(Data excerpts)
## Begin

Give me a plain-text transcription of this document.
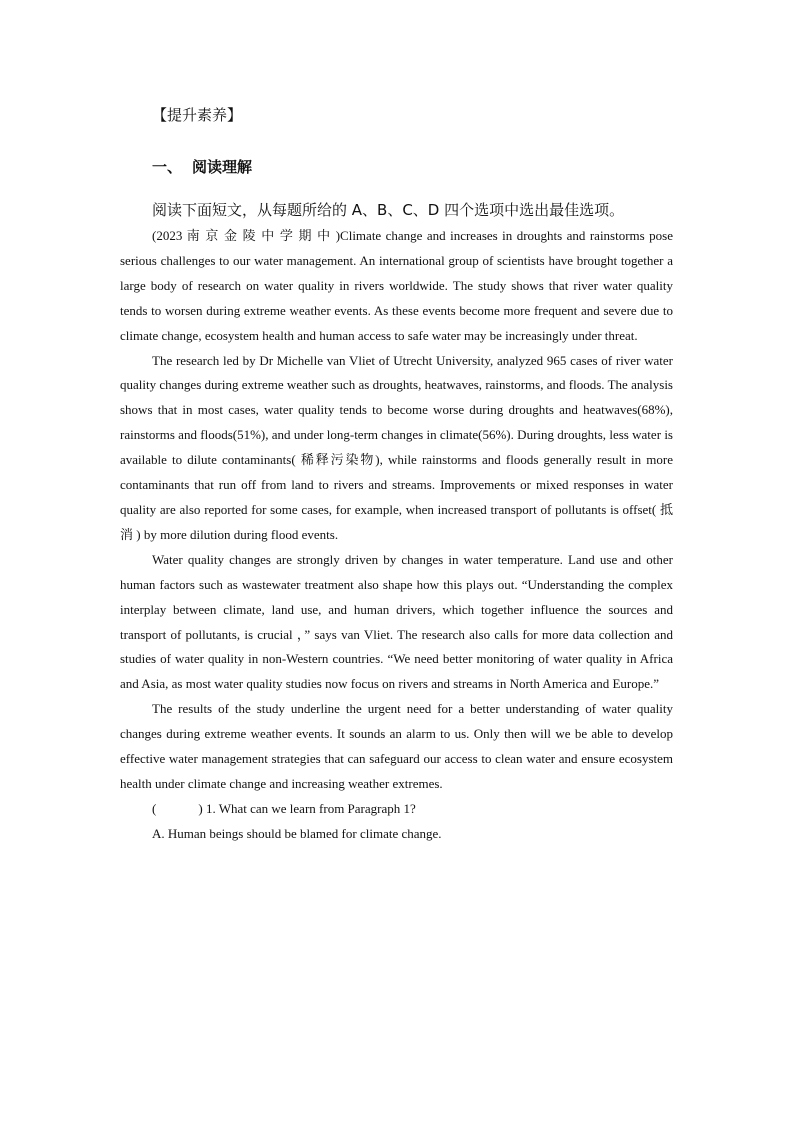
【提升素养】
一、 阅读理解
阅读下面短文，从每题所给的 A、B、C、D 四个选项中选出最佳选项。

(2023 南 京 金 陵 中 学 期 中 )Climate change and increases in droughts and rainstorms pose serious challenges to our water management. An international group of scientists have brought together a large body of research on water quality in rivers worldwide. The study shows that river water quality tends to worsen during extreme weather events. As these events become more frequent and severe due to climate change, ecosystem health and human access to safe water may be increasingly under threat.

The research led by Dr Michelle van Vliet of Utrecht University, analyzed 965 cases of river water quality changes during extreme weather such as droughts, heatwaves, rainstorms, and floods. The analysis shows that in most cases, water quality tends to become worse during droughts and heatwaves(68%), rainstorms and floods(51%), and under long-term changes in climate(56%). During droughts, less water is available to dilute contaminants( 稀释污染物), while rainstorms and floods generally result in more contaminants that run off from land to rivers and streams. Improvements or mixed responses in water quality are also reported for some cases, for example, when increased transport of pollutants is offset( 抵消 ) by more dilution during flood events.

Water quality changes are strongly driven by changes in water temperature. Land use and other human factors such as wastewater treatment also shape how this plays out. “Understanding the complex interplay between climate, land use, and human drivers, which together influence the sources and transport of pollutants, is crucial ，” says van Vliet. The research also calls for more data collection and studies of water quality in non-Western countries. “We need better monitoring of water quality in Africa and Asia, as most water quality studies now focus on rivers and streams in North America and Europe.”

The results of the study underline the urgent need for a better understanding of water quality changes during extreme weather events. It sounds an alarm to us. Only then will we be able to develop effective water management strategies that can safeguard our access to clean water and ensure ecosystem health under climate change and increasing weather extremes.

(	) 1. What can we learn from Paragraph 1?
A. Human beings should be blamed for climate change.
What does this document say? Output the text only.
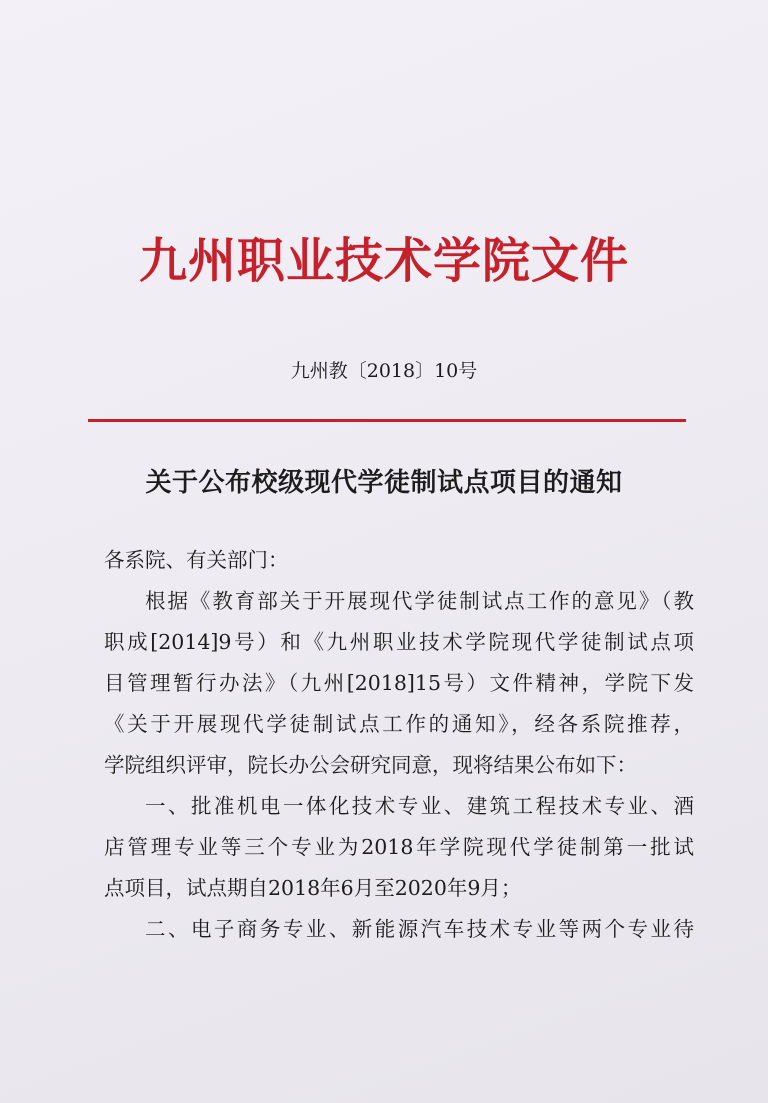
九州职业技术学院文件
九州教〔2018〕10号
关于公布校级现代学徒制试点项目的通知
各系院、有关部门：
根据《教育部关于开展现代学徒制试点工作的意见》（教
职成[2014]9号）和《九州职业技术学院现代学徒制试点项
目管理暂行办法》（九州[2018]15号）文件精神，学院下发
《关于开展现代学徒制试点工作的通知》，经各系院推荐，
学院组织评审，院长办公会研究同意，现将结果公布如下：
一、批准机电一体化技术专业、建筑工程技术专业、酒
店管理专业等三个专业为2018年学院现代学徒制第一批试
点项目，试点期自2018年6月至2020年9月；
二、电子商务专业、新能源汽车技术专业等两个专业待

## End

# [DIRECTIVE]
Among the entries, how many lines contain the string "text"? Give the number without anything else.

# [RESULT OF THIS TASK]
2